▶ **REQUIREMENT**:
Copy the lines that follow, keeping every character the same.

--- BEGIN ---

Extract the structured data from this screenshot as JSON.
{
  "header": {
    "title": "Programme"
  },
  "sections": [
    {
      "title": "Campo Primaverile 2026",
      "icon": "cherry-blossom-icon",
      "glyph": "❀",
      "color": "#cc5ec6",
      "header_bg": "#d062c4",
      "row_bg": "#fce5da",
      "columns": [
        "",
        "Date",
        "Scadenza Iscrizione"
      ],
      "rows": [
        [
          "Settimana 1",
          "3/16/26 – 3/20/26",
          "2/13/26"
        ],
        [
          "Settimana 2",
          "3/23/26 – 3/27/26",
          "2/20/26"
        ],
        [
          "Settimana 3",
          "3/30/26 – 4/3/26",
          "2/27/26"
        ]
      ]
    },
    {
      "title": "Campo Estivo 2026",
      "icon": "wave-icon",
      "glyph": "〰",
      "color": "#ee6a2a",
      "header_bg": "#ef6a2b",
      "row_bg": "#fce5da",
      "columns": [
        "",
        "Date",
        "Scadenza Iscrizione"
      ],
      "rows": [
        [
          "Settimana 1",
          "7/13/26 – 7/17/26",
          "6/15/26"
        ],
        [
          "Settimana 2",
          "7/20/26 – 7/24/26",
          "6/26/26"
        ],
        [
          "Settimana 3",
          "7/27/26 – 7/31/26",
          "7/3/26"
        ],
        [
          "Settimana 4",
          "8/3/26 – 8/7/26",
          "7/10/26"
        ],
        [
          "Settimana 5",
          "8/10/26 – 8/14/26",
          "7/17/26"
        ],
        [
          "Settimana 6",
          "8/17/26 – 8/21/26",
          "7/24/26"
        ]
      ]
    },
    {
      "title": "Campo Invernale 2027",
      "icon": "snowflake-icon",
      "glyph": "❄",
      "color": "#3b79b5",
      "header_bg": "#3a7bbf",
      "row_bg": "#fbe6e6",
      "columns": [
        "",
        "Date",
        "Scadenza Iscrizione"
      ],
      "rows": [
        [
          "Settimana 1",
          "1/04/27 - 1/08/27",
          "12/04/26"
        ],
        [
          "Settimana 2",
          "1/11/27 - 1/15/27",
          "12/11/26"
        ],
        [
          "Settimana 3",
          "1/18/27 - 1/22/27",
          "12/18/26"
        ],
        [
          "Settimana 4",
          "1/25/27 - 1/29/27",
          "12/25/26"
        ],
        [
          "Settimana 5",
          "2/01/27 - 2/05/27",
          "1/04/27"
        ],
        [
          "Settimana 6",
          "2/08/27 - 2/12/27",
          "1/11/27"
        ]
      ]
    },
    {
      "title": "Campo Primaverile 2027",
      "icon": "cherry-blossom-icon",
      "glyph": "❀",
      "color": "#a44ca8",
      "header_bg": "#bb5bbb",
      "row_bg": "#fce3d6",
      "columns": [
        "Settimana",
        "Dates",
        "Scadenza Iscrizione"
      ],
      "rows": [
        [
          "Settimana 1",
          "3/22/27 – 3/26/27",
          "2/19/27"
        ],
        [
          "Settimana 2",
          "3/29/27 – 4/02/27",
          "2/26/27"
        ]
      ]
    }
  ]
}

--- END ---

▶ **REPLY**:
Extract the structured data from this screenshot as JSON.
{
  "header": {
    "title": "Programme"
  },
  "sections": [
    {
      "title": "Campo Primaverile 2026",
      "icon": "cherry-blossom-icon",
      "glyph": "❀",
      "color": "#cc5ec6",
      "header_bg": "#d062c4",
      "row_bg": "#fce5da",
      "columns": [
        "",
        "Date",
        "Scadenza Iscrizione"
      ],
      "rows": [
        [
          "Settimana 1",
          "3/16/26 – 3/20/26",
          "2/13/26"
        ],
        [
          "Settimana 2",
          "3/23/26 – 3/27/26",
          "2/20/26"
        ],
        [
          "Settimana 3",
          "3/30/26 – 4/3/26",
          "2/27/26"
        ]
      ]
    },
    {
      "title": "Campo Estivo 2026",
      "icon": "wave-icon",
      "glyph": "〰",
      "color": "#ee6a2a",
      "header_bg": "#ef6a2b",
      "row_bg": "#fce5da",
      "columns": [
        "",
        "Date",
        "Scadenza Iscrizione"
      ],
      "rows": [
        [
          "Settimana 1",
          "7/13/26 – 7/17/26",
          "6/15/26"
        ],
        [
          "Settimana 2",
          "7/20/26 – 7/24/26",
          "6/26/26"
        ],
        [
          "Settimana 3",
          "7/27/26 – 7/31/26",
          "7/3/26"
        ],
        [
          "Settimana 4",
          "8/3/26 – 8/7/26",
          "7/10/26"
        ],
        [
          "Settimana 5",
          "8/10/26 – 8/14/26",
          "7/17/26"
        ],
        [
          "Settimana 6",
          "8/17/26 – 8/21/26",
          "7/24/26"
        ]
      ]
    },
    {
      "title": "Campo Invernale 2027",
      "icon": "snowflake-icon",
      "glyph": "❄",
      "color": "#3b79b5",
      "header_bg": "#3a7bbf",
      "row_bg": "#fbe6e6",
      "columns": [
        "",
        "Date",
        "Scadenza Iscrizione"
      ],
      "rows": [
        [
          "Settimana 1",
          "1/04/27 - 1/08/27",
          "12/04/26"
        ],
        [
          "Settimana 2",
          "1/11/27 - 1/15/27",
          "12/11/26"
        ],
        [
          "Settimana 3",
          "1/18/27 - 1/22/27",
          "12/18/26"
        ],
        [
          "Settimana 4",
          "1/25/27 - 1/29/27",
          "12/25/26"
        ],
        [
          "Settimana 5",
          "2/01/27 - 2/05/27",
          "1/04/27"
        ],
        [
          "Settimana 6",
          "2/08/27 - 2/12/27",
          "1/11/27"
        ]
      ]
    },
    {
      "title": "Campo Primaverile 2027",
      "icon": "cherry-blossom-icon",
      "glyph": "❀",
      "color": "#a44ca8",
      "header_bg": "#bb5bbb",
      "row_bg": "#fce3d6",
      "columns": [
        "Settimana",
        "Dates",
        "Scadenza Iscrizione"
      ],
      "rows": [
        [
          "Settimana 1",
          "3/22/27 – 3/26/27",
          "2/19/27"
        ],
        [
          "Settimana 2",
          "3/29/27 – 4/02/27",
          "2/26/27"
        ]
      ]
    }
  ]
}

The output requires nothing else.